__Materials provided__
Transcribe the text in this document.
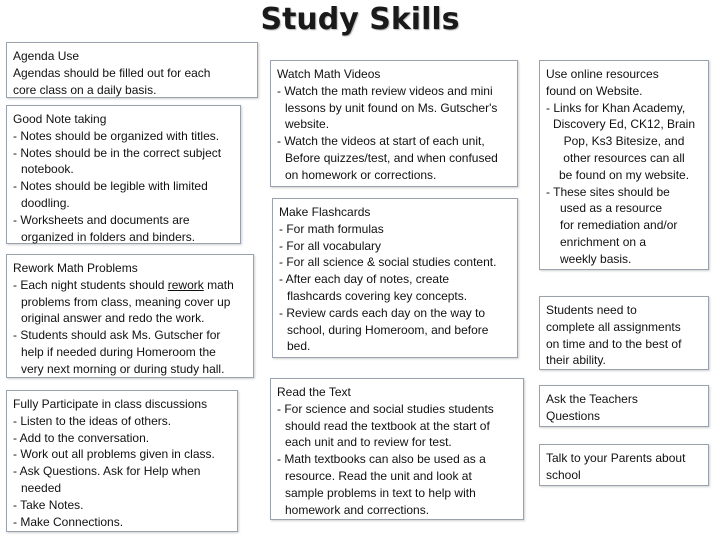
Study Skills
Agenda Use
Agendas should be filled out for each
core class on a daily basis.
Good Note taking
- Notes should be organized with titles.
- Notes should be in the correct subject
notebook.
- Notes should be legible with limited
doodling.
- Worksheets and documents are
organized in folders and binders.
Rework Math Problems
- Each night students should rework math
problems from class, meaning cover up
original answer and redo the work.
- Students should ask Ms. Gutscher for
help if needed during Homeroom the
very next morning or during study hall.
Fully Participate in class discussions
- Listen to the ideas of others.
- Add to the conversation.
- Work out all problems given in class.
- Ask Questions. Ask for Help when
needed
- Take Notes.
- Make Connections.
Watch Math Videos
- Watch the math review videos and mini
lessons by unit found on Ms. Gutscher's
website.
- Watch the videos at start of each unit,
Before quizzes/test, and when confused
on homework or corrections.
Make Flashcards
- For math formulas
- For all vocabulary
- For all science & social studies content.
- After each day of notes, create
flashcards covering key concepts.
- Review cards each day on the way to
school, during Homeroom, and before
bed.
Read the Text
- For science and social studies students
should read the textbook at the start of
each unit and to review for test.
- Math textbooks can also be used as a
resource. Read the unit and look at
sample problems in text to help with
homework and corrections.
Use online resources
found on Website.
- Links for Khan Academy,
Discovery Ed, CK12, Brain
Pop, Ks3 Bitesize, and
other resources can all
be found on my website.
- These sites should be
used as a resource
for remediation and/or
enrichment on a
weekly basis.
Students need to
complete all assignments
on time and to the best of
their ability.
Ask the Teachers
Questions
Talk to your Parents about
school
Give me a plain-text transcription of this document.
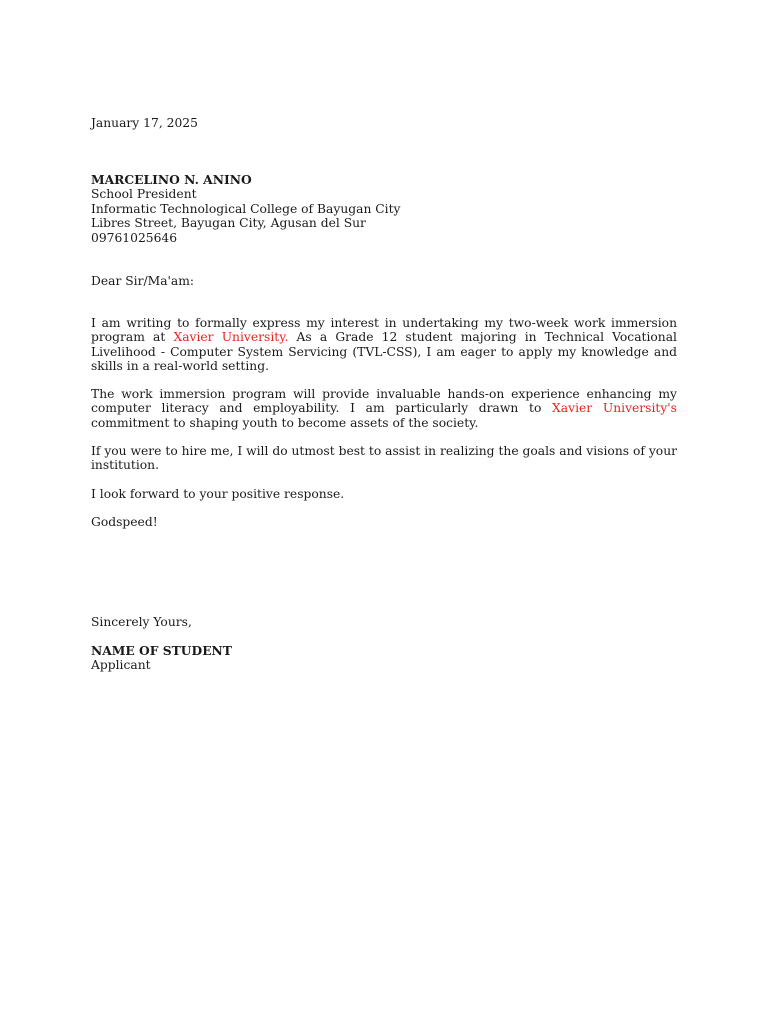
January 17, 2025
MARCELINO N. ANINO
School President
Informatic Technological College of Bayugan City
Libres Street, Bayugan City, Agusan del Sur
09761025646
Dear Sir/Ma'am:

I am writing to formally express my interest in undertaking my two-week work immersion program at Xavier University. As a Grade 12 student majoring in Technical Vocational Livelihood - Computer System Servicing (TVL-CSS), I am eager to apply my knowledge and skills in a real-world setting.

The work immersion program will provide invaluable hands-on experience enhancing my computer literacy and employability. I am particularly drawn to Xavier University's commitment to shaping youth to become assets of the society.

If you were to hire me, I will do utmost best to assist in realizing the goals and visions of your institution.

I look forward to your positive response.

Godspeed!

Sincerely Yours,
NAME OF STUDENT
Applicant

__The problem__
Only the number is wanted: how many lines in the entries above contain the string "Questions"?

__Exercise result__
2